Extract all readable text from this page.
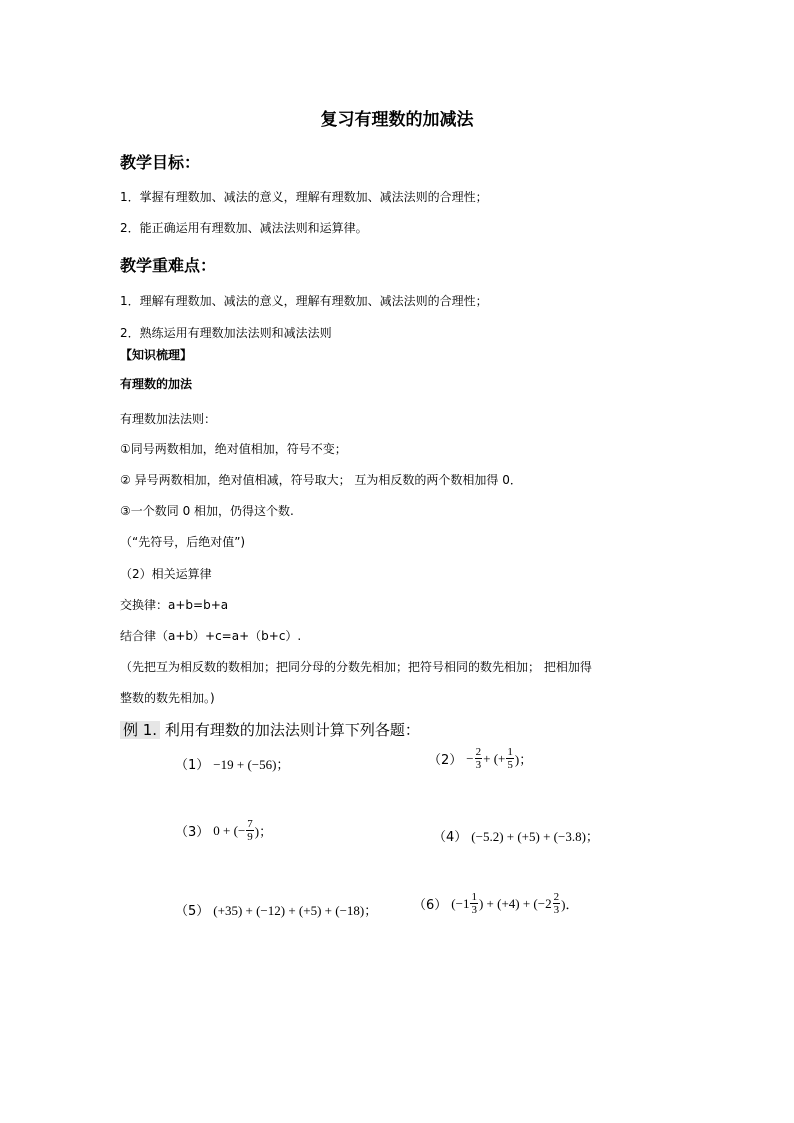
复习有理数的加减法
教学目标：
1．掌握有理数加、减法的意义，理解有理数加、减法法则的合理性；
2．能正确运用有理数加、减法法则和运算律。
教学重难点：
1．理解有理数加、减法的意义，理解有理数加、减法法则的合理性；
2．熟练运用有理数加法法则和减法法则
【知识梳理】
有理数的加法
有理数加法法则：
①同号两数相加，绝对值相加，符号不变；
② 异号两数相加，绝对值相减，符号取大； 互为相反数的两个数相加得 0．
③一个数同 0 相加，仍得这个数.
（“先符号，后绝对值”)
（2）相关运算律
交换律：a+b=b+a
结合律（a+b）+c=a+（b+c）.
（先把互为相反数的数相加；把同分母的分数先相加；把符号相同的数先相加； 把相加得
整数的数先相加。)
例 1. 利用有理数的加法法则计算下列各题：
（1） −19 + (−56)；	$(2) - \frac{2}{3}$ + (+ $\frac{1}{5}$ )；
（3） 0 + (− $\frac{7}{9}$ )；	（4） (−5.2) + (+5) + (−3.8)；
（5） (+35) + (−12) + (+5) + (−18)；	（6） ($-1 \frac{1}{3}$ ) + $(+4) + (-2 \frac{2}{3}$ )．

What to work on: Omit the pictures and give the material again, exactly and in full.

Complete response:
Extract all readable text from this page.
复习有理数的加减法
教学目标：
1．掌握有理数加、减法的意义，理解有理数加、减法法则的合理性；
2．能正确运用有理数加、减法法则和运算律。
教学重难点：
1．理解有理数加、减法的意义，理解有理数加、减法法则的合理性；
2．熟练运用有理数加法法则和减法法则
【知识梳理】
有理数的加法
有理数加法法则：
①同号两数相加，绝对值相加，符号不变；
② 异号两数相加，绝对值相减，符号取大； 互为相反数的两个数相加得 0．
③一个数同 0 相加，仍得这个数.
（“先符号，后绝对值”)
（2）相关运算律
交换律：a+b=b+a
结合律（a+b）+c=a+（b+c）.
（先把互为相反数的数相加；把同分母的分数先相加；把符号相同的数先相加； 把相加得
整数的数先相加。)
例 1. 利用有理数的加法法则计算下列各题：
（1） −19 + (−56)；	$(2) - \frac{2}{3}$ + (+ $\frac{1}{5}$ )；
（3） 0 + (− $\frac{7}{9}$ )；	（4） (−5.2) + (+5) + (−3.8)；
（5） (+35) + (−12) + (+5) + (−18)；	（6） ($-1 \frac{1}{3}$ ) + $(+4) + (-2 \frac{2}{3}$ )．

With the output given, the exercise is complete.